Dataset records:

───

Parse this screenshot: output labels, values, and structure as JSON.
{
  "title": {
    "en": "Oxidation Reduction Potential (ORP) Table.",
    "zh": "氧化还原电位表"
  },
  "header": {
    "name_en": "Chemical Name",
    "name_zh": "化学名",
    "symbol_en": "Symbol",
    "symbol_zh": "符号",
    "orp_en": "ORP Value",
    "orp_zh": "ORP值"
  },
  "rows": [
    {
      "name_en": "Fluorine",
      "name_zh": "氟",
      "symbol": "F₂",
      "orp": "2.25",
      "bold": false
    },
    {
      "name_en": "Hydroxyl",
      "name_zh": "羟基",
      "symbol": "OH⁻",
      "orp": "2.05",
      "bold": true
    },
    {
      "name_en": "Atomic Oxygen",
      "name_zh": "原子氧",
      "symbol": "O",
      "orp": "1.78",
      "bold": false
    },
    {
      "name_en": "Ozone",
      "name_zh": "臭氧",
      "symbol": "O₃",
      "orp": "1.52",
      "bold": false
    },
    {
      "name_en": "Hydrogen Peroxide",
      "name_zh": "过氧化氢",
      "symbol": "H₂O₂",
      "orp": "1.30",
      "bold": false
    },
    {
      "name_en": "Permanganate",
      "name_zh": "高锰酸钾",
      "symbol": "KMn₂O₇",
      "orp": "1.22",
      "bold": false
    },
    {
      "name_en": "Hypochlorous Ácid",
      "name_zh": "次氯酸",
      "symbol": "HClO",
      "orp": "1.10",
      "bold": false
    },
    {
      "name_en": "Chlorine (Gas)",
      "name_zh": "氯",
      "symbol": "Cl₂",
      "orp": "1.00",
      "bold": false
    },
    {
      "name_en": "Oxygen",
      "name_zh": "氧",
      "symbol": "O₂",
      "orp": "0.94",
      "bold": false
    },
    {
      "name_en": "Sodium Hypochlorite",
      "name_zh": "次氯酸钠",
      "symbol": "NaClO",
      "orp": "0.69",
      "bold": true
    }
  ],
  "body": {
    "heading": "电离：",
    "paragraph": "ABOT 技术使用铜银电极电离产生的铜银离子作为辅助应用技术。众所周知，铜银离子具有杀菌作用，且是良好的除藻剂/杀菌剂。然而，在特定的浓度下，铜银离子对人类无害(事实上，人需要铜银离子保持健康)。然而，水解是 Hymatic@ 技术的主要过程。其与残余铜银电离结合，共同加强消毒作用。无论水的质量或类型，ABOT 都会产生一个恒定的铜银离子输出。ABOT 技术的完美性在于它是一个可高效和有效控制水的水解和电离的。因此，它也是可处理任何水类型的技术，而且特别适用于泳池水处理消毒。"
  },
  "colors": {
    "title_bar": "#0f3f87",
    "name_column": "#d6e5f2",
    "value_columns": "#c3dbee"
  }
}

───

§ Written instruction
Give back the data above exactly as it appears.

§ Solution
Parse this screenshot: output labels, values, and structure as JSON.
{
  "title": {
    "en": "Oxidation Reduction Potential (ORP) Table.",
    "zh": "氧化还原电位表"
  },
  "header": {
    "name_en": "Chemical Name",
    "name_zh": "化学名",
    "symbol_en": "Symbol",
    "symbol_zh": "符号",
    "orp_en": "ORP Value",
    "orp_zh": "ORP值"
  },
  "rows": [
    {
      "name_en": "Fluorine",
      "name_zh": "氟",
      "symbol": "F₂",
      "orp": "2.25",
      "bold": false
    },
    {
      "name_en": "Hydroxyl",
      "name_zh": "羟基",
      "symbol": "OH⁻",
      "orp": "2.05",
      "bold": true
    },
    {
      "name_en": "Atomic Oxygen",
      "name_zh": "原子氧",
      "symbol": "O",
      "orp": "1.78",
      "bold": false
    },
    {
      "name_en": "Ozone",
      "name_zh": "臭氧",
      "symbol": "O₃",
      "orp": "1.52",
      "bold": false
    },
    {
      "name_en": "Hydrogen Peroxide",
      "name_zh": "过氧化氢",
      "symbol": "H₂O₂",
      "orp": "1.30",
      "bold": false
    },
    {
      "name_en": "Permanganate",
      "name_zh": "高锰酸钾",
      "symbol": "KMn₂O₇",
      "orp": "1.22",
      "bold": false
    },
    {
      "name_en": "Hypochlorous Ácid",
      "name_zh": "次氯酸",
      "symbol": "HClO",
      "orp": "1.10",
      "bold": false
    },
    {
      "name_en": "Chlorine (Gas)",
      "name_zh": "氯",
      "symbol": "Cl₂",
      "orp": "1.00",
      "bold": false
    },
    {
      "name_en": "Oxygen",
      "name_zh": "氧",
      "symbol": "O₂",
      "orp": "0.94",
      "bold": false
    },
    {
      "name_en": "Sodium Hypochlorite",
      "name_zh": "次氯酸钠",
      "symbol": "NaClO",
      "orp": "0.69",
      "bold": true
    }
  ],
  "body": {
    "heading": "电离：",
    "paragraph": "ABOT 技术使用铜银电极电离产生的铜银离子作为辅助应用技术。众所周知，铜银离子具有杀菌作用，且是良好的除藻剂/杀菌剂。然而，在特定的浓度下，铜银离子对人类无害(事实上，人需要铜银离子保持健康)。然而，水解是 Hymatic@ 技术的主要过程。其与残余铜银电离结合，共同加强消毒作用。无论水的质量或类型，ABOT 都会产生一个恒定的铜银离子输出。ABOT 技术的完美性在于它是一个可高效和有效控制水的水解和电离的。因此，它也是可处理任何水类型的技术，而且特别适用于泳池水处理消毒。"
  },
  "colors": {
    "title_bar": "#0f3f87",
    "name_column": "#d6e5f2",
    "value_columns": "#c3dbee"
  }
}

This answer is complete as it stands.